Figure record listings:

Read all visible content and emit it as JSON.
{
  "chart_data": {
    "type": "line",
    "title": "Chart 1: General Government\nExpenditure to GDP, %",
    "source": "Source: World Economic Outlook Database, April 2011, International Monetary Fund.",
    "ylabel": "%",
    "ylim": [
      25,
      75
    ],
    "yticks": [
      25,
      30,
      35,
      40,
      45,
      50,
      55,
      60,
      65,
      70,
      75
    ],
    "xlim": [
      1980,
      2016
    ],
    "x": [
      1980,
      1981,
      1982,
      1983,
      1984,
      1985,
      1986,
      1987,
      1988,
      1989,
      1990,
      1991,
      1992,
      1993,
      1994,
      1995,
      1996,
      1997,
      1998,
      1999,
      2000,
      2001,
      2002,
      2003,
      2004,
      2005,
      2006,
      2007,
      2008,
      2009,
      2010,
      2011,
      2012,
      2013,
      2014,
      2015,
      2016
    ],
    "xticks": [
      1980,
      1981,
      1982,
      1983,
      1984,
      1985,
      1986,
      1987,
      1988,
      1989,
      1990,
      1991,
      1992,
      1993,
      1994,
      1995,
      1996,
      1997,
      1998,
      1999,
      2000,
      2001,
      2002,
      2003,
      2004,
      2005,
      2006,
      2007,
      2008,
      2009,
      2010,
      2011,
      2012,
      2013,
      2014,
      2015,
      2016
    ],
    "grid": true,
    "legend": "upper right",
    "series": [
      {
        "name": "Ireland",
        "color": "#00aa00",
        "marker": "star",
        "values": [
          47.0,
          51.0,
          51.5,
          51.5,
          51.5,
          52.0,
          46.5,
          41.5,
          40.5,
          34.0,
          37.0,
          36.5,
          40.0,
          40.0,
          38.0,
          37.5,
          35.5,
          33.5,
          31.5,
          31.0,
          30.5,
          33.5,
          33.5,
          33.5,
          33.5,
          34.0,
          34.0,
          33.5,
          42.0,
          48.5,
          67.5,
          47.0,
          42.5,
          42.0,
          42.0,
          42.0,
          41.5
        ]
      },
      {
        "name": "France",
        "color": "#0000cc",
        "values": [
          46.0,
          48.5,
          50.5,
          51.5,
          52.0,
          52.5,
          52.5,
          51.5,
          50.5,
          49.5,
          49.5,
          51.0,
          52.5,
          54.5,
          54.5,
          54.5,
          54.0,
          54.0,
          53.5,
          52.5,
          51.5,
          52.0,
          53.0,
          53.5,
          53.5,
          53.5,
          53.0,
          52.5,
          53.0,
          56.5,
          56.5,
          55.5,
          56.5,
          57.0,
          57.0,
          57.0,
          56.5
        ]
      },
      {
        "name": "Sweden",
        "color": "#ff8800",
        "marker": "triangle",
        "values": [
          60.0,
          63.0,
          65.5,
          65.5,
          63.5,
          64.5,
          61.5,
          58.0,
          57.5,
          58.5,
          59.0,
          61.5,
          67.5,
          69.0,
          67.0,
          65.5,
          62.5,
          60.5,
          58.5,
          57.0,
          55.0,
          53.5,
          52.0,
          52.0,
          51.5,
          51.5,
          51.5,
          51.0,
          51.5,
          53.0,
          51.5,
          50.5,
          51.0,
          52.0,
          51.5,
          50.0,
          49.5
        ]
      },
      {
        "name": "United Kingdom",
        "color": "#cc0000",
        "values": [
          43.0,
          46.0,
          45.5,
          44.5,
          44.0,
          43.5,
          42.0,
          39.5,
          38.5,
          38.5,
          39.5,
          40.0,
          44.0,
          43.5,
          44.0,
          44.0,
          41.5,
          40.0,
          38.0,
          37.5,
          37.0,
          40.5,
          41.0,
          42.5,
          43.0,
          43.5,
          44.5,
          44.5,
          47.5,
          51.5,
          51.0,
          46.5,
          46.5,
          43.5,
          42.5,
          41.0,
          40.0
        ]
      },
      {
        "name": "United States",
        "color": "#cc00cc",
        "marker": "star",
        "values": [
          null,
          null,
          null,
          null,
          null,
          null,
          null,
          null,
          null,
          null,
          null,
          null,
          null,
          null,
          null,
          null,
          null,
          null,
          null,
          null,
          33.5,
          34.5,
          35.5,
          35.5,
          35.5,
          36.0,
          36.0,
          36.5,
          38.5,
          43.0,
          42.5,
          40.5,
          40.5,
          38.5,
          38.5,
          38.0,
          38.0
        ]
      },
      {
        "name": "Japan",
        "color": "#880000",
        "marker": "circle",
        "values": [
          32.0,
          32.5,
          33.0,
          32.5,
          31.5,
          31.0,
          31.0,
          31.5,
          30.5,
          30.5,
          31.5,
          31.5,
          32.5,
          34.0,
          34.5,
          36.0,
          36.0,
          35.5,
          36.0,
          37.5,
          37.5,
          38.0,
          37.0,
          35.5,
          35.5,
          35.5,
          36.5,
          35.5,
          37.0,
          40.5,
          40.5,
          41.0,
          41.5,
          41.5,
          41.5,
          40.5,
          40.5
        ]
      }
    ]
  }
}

--

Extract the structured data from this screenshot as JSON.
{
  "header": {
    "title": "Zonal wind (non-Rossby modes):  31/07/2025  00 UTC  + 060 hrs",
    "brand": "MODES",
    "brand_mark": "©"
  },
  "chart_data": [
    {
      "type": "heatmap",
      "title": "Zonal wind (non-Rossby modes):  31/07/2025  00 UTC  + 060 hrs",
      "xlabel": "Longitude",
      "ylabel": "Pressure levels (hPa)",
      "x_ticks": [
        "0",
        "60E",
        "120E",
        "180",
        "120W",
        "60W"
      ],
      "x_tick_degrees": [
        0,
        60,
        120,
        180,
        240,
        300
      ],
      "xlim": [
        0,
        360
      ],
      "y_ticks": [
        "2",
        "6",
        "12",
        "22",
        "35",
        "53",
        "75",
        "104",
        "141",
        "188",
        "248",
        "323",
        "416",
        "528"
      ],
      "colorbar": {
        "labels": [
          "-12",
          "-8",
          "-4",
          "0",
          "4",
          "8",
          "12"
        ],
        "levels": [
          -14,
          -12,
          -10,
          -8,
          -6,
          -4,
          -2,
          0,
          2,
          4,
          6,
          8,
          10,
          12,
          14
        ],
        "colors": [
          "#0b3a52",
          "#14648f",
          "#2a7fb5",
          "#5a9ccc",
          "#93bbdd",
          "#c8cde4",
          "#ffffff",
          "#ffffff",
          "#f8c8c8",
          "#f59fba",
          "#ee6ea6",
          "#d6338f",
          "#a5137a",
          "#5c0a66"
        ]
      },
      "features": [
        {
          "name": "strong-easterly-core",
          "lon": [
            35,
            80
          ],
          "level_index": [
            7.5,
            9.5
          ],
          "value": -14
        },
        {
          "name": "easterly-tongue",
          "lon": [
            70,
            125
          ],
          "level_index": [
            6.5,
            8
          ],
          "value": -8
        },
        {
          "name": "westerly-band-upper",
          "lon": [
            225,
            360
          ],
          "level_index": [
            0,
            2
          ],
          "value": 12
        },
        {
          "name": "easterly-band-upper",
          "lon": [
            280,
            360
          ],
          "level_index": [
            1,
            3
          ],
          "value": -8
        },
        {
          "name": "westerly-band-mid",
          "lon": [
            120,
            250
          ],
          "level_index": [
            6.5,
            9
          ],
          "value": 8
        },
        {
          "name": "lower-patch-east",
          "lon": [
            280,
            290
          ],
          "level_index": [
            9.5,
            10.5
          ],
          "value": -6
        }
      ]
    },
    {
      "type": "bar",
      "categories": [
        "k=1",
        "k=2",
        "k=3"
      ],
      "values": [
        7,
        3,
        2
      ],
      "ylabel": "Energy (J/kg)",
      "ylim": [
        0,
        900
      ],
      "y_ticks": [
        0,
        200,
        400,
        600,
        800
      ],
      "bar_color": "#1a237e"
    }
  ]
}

--- To do ---
Pull every line containing "easterly" from the data.

--- Finished answer ---
          "name": "strong-easterly-core",
          "name": "easterly-tongue",
          "name": "easterly-band-upper",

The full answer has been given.